** START Source material **
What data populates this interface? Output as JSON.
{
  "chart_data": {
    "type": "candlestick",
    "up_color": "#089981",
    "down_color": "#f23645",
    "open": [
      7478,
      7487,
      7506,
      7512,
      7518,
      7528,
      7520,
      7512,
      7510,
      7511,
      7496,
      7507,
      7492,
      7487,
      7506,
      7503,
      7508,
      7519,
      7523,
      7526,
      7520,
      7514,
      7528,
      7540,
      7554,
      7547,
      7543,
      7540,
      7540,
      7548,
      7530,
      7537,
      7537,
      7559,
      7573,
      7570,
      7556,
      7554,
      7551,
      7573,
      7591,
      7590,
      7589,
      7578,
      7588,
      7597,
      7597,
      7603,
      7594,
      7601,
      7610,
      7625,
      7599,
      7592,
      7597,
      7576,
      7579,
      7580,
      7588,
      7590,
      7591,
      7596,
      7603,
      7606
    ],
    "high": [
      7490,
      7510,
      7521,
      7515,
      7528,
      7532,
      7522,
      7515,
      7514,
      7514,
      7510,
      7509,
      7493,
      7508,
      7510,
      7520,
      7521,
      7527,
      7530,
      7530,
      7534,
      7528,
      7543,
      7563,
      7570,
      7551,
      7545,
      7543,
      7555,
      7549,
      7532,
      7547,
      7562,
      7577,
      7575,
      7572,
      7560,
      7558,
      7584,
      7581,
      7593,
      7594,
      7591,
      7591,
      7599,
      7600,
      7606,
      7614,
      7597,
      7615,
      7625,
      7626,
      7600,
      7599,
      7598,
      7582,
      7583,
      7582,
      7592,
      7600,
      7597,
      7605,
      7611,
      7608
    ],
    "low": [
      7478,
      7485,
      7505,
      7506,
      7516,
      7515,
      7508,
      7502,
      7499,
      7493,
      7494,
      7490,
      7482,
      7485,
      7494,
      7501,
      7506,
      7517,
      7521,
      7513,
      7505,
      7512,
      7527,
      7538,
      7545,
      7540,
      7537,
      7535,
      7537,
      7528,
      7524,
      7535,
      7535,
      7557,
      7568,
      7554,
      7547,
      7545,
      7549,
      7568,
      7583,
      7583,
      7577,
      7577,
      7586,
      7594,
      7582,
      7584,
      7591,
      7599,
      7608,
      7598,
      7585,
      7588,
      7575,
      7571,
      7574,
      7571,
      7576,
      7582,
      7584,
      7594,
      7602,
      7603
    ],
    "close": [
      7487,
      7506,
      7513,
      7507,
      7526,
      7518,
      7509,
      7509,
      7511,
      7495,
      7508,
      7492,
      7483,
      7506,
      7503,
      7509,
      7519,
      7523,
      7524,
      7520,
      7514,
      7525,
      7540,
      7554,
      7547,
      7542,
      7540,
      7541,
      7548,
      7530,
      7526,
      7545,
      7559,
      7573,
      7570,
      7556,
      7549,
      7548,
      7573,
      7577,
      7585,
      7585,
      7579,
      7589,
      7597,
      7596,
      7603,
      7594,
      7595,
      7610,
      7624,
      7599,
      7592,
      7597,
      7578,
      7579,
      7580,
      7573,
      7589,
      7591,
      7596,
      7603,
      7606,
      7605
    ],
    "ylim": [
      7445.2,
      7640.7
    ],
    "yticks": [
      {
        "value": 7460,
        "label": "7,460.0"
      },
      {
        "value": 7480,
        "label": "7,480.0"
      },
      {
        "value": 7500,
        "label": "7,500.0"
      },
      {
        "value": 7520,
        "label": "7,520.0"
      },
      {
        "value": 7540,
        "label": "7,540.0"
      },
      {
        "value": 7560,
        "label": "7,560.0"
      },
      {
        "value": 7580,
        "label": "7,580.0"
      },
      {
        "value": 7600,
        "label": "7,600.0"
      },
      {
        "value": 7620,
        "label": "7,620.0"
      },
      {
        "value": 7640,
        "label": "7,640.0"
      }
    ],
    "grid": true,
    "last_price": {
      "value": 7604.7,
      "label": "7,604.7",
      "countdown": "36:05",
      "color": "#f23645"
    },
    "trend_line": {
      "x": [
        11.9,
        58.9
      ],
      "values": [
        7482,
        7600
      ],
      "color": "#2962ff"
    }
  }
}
** END Source material **
■ The problem
Count every line bearing the word "label"; report the total only.

■ Expected output
11